### What to produce
Take from the listing each line that has the string "Measurement".

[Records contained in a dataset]
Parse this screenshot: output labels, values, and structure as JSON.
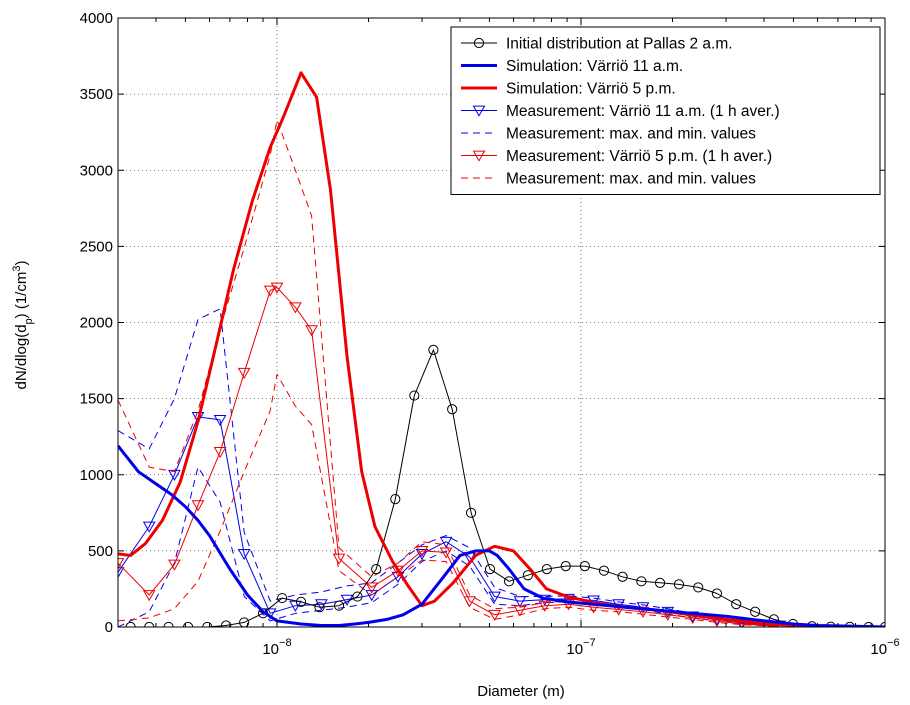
{
  "chart_data": {
    "type": "line",
    "xscale": "log",
    "xlabel": "Diameter (m)",
    "ylabel": "dN/dlog(d",
    "ylabel_sub": "p",
    "ylabel_rest": ") (1/cm",
    "ylabel_sup": "3",
    "ylabel_end": ")",
    "xlim": [
      3e-09,
      1e-06
    ],
    "ylim": [
      0,
      4000
    ],
    "yticks": [
      0,
      500,
      1000,
      1500,
      2000,
      2500,
      3000,
      3500,
      4000
    ],
    "ytick_labels": [
      "0",
      "500",
      "1000",
      "1500",
      "2000",
      "2500",
      "3000",
      "3500",
      "4000"
    ],
    "xticks": [
      1e-08,
      1e-07,
      1e-06
    ],
    "xtick_bases": [
      "10",
      "10",
      "10"
    ],
    "xtick_exps": [
      "−8",
      "−7",
      "−6"
    ],
    "grid": true,
    "legend_position": "top-right",
    "series": [
      {
        "name": "Initial distribution at Pallas 2 a.m.",
        "color": "#000000",
        "width": 1,
        "dash": "",
        "marker": "circle",
        "legend": true,
        "x": [
          3.3e-09,
          3.8e-09,
          4.4e-09,
          5.1e-09,
          5.9e-09,
          6.8e-09,
          7.8e-09,
          9e-09,
          1.04e-08,
          1.2e-08,
          1.38e-08,
          1.6e-08,
          1.84e-08,
          2.12e-08,
          2.45e-08,
          2.83e-08,
          3.27e-08,
          3.77e-08,
          4.35e-08,
          5.02e-08,
          5.8e-08,
          6.69e-08,
          7.72e-08,
          8.91e-08,
          1.03e-07,
          1.19e-07,
          1.37e-07,
          1.58e-07,
          1.82e-07,
          2.1e-07,
          2.43e-07,
          2.8e-07,
          3.24e-07,
          3.74e-07,
          4.31e-07,
          4.98e-07,
          5.75e-07,
          6.63e-07,
          7.66e-07,
          8.84e-07,
          1e-06
        ],
        "y": [
          0,
          0,
          0,
          0,
          0,
          10,
          30,
          90,
          190,
          165,
          130,
          140,
          200,
          380,
          840,
          1520,
          1820,
          1430,
          750,
          380,
          300,
          340,
          380,
          400,
          400,
          370,
          330,
          300,
          290,
          280,
          260,
          220,
          150,
          100,
          50,
          20,
          5,
          2,
          1,
          0,
          0
        ]
      },
      {
        "name": "Simulation: Värriö 11 a.m.",
        "color": "#0000ee",
        "width": 3,
        "dash": "",
        "marker": "none",
        "legend": true,
        "x": [
          3e-09,
          3.5e-09,
          4e-09,
          4.5e-09,
          5e-09,
          5.5e-09,
          6e-09,
          7e-09,
          8e-09,
          9e-09,
          1e-08,
          1.2e-08,
          1.4e-08,
          1.6e-08,
          1.8e-08,
          2e-08,
          2.3e-08,
          2.6e-08,
          3e-08,
          3.5e-08,
          4e-08,
          4.5e-08,
          5e-08,
          5.3e-08,
          5.8e-08,
          6.5e-08,
          7.5e-08,
          9e-08,
          1.1e-07,
          1.4e-07,
          1.8e-07,
          2.3e-07,
          3e-07,
          4e-07,
          5e-07,
          6e-07,
          8e-07,
          1e-06
        ],
        "y": [
          1190,
          1020,
          940,
          870,
          790,
          700,
          600,
          380,
          210,
          100,
          40,
          20,
          10,
          10,
          20,
          30,
          50,
          80,
          150,
          320,
          470,
          500,
          500,
          470,
          380,
          250,
          190,
          165,
          150,
          130,
          110,
          90,
          70,
          40,
          20,
          10,
          5,
          0
        ]
      },
      {
        "name": "Simulation: Värriö 5 p.m.",
        "color": "#ee0000",
        "width": 3,
        "dash": "",
        "marker": "none",
        "legend": true,
        "x": [
          3e-09,
          3.3e-09,
          3.7e-09,
          4.2e-09,
          4.8e-09,
          5.5e-09,
          6.3e-09,
          7.2e-09,
          8.3e-09,
          9.5e-09,
          1.05e-08,
          1.2e-08,
          1.35e-08,
          1.5e-08,
          1.7e-08,
          1.9e-08,
          2.1e-08,
          2.4e-08,
          2.7e-08,
          3e-08,
          3.3e-08,
          3.8e-08,
          4.5e-08,
          5.2e-08,
          6e-08,
          6.8e-08,
          7.7e-08,
          9e-08,
          1.1e-07,
          1.4e-07,
          1.8e-07,
          2.3e-07,
          3e-07,
          4e-07,
          5e-07,
          6e-07,
          8e-07,
          1e-06
        ],
        "y": [
          480,
          470,
          550,
          700,
          950,
          1350,
          1850,
          2350,
          2800,
          3150,
          3350,
          3640,
          3480,
          2870,
          1780,
          1020,
          660,
          430,
          270,
          140,
          170,
          290,
          470,
          530,
          500,
          380,
          250,
          200,
          160,
          130,
          110,
          80,
          50,
          25,
          10,
          5,
          2,
          0
        ]
      },
      {
        "name": "Measurement: Värriö 11 a.m. (1 h aver.)",
        "color": "#0000ee",
        "width": 1,
        "dash": "",
        "marker": "triangle-down",
        "legend": true,
        "x": [
          3e-09,
          3.8e-09,
          4.6e-09,
          5.5e-09,
          6.5e-09,
          7.8e-09,
          9.5e-09,
          1.15e-08,
          1.4e-08,
          1.7e-08,
          2.05e-08,
          2.5e-08,
          3e-08,
          3.6e-08,
          4.3e-08,
          5.2e-08,
          6.3e-08,
          7.6e-08,
          9.1e-08,
          1.1e-07,
          1.33e-07,
          1.6e-07,
          1.93e-07,
          2.33e-07,
          2.8e-07,
          3.38e-07,
          4.07e-07,
          4.5e-07
        ],
        "y": [
          360,
          660,
          1000,
          1380,
          1360,
          480,
          90,
          140,
          150,
          180,
          210,
          330,
          480,
          560,
          460,
          200,
          170,
          180,
          185,
          175,
          150,
          130,
          100,
          70,
          50,
          30,
          15,
          10
        ]
      },
      {
        "name": "Measurement: max. and min. values",
        "color": "#0000ee",
        "width": 1,
        "dash": "7,5",
        "marker": "none",
        "legend": true,
        "x": [
          3e-09,
          3.8e-09,
          4.6e-09,
          5.5e-09,
          6.5e-09,
          7.8e-09,
          9.5e-09,
          1.15e-08,
          1.4e-08,
          1.7e-08,
          2.05e-08,
          2.5e-08,
          3e-08,
          3.6e-08,
          4.3e-08,
          5.2e-08,
          6.3e-08,
          7.6e-08,
          9.1e-08,
          1.1e-07,
          1.33e-07,
          1.6e-07,
          1.93e-07,
          2.33e-07,
          2.8e-07,
          3.38e-07,
          4.07e-07,
          4.5e-07
        ],
        "y": [
          1290,
          1170,
          1500,
          2020,
          2090,
          620,
          170,
          210,
          230,
          270,
          290,
          420,
          540,
          600,
          520,
          260,
          200,
          200,
          205,
          190,
          165,
          145,
          120,
          90,
          60,
          40,
          20,
          12
        ]
      },
      {
        "name": "",
        "color": "#0000ee",
        "width": 1,
        "dash": "7,5",
        "marker": "none",
        "legend": false,
        "x": [
          3e-09,
          3.8e-09,
          4.6e-09,
          5.5e-09,
          6.5e-09,
          7.8e-09,
          9.5e-09,
          1.15e-08,
          1.4e-08,
          1.7e-08,
          2.05e-08,
          2.5e-08,
          3e-08,
          3.6e-08,
          4.3e-08,
          5.2e-08,
          6.3e-08,
          7.6e-08,
          9.1e-08,
          1.1e-07,
          1.33e-07,
          1.6e-07,
          1.93e-07,
          2.33e-07,
          2.8e-07,
          3.38e-07,
          4.07e-07,
          4.5e-07
        ],
        "y": [
          0,
          100,
          420,
          1050,
          820,
          200,
          40,
          90,
          110,
          130,
          160,
          280,
          430,
          500,
          400,
          150,
          140,
          160,
          165,
          160,
          135,
          115,
          85,
          60,
          40,
          25,
          10,
          8
        ]
      },
      {
        "name": "Measurement: Värriö 5 p.m. (1 h aver.)",
        "color": "#ee0000",
        "width": 1,
        "dash": "",
        "marker": "triangle-down",
        "legend": true,
        "x": [
          3e-09,
          3.8e-09,
          4.6e-09,
          5.5e-09,
          6.5e-09,
          7.8e-09,
          9.5e-09,
          1e-08,
          1.15e-08,
          1.3e-08,
          1.6e-08,
          2.05e-08,
          2.5e-08,
          3e-08,
          3.6e-08,
          4.3e-08,
          5.2e-08,
          6.3e-08,
          7.6e-08,
          9.1e-08,
          1.1e-07,
          1.33e-07,
          1.6e-07,
          1.93e-07,
          2.33e-07,
          2.8e-07,
          3.38e-07,
          4.07e-07,
          4.5e-07
        ],
        "y": [
          420,
          210,
          410,
          800,
          1150,
          1670,
          2210,
          2230,
          2100,
          1950,
          450,
          260,
          370,
          500,
          490,
          170,
          80,
          110,
          140,
          150,
          130,
          115,
          100,
          80,
          60,
          40,
          20,
          10,
          8
        ]
      },
      {
        "name": "Measurement: max. and min. values",
        "color": "#ee0000",
        "width": 1,
        "dash": "7,5",
        "marker": "none",
        "legend": true,
        "x": [
          3e-09,
          3.8e-09,
          4.6e-09,
          5.5e-09,
          6.5e-09,
          7.8e-09,
          9.5e-09,
          1e-08,
          1.15e-08,
          1.3e-08,
          1.6e-08,
          2.05e-08,
          2.5e-08,
          3e-08,
          3.6e-08,
          4.3e-08,
          5.2e-08,
          6.3e-08,
          7.6e-08,
          9.1e-08,
          1.1e-07,
          1.33e-07,
          1.6e-07,
          1.93e-07,
          2.33e-07,
          2.8e-07,
          3.38e-07,
          4.07e-07,
          4.5e-07
        ],
        "y": [
          1490,
          1050,
          1020,
          1420,
          1960,
          2490,
          3100,
          3330,
          3000,
          2700,
          520,
          330,
          420,
          560,
          540,
          210,
          120,
          130,
          160,
          170,
          150,
          130,
          115,
          95,
          70,
          50,
          25,
          12,
          10
        ]
      },
      {
        "name": "",
        "color": "#ee0000",
        "width": 1,
        "dash": "7,5",
        "marker": "none",
        "legend": false,
        "x": [
          3e-09,
          3.8e-09,
          4.6e-09,
          5.5e-09,
          6.5e-09,
          7.8e-09,
          9.5e-09,
          1e-08,
          1.15e-08,
          1.3e-08,
          1.6e-08,
          2.05e-08,
          2.5e-08,
          3e-08,
          3.6e-08,
          4.3e-08,
          5.2e-08,
          6.3e-08,
          7.6e-08,
          9.1e-08,
          1.1e-07,
          1.33e-07,
          1.6e-07,
          1.93e-07,
          2.33e-07,
          2.8e-07,
          3.38e-07,
          4.07e-07,
          4.5e-07
        ],
        "y": [
          40,
          60,
          120,
          300,
          630,
          1020,
          1420,
          1660,
          1450,
          1330,
          370,
          210,
          330,
          440,
          430,
          130,
          50,
          80,
          120,
          130,
          110,
          100,
          85,
          65,
          50,
          30,
          15,
          8,
          6
        ]
      }
    ]
  }
}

### Right answer
        "name": "Measurement: Värriö 11 a.m. (1 h aver.)",
        "name": "Measurement: max. and min. values",
        "name": "Measurement: Värriö 5 p.m. (1 h aver.)",
        "name": "Measurement: max. and min. values",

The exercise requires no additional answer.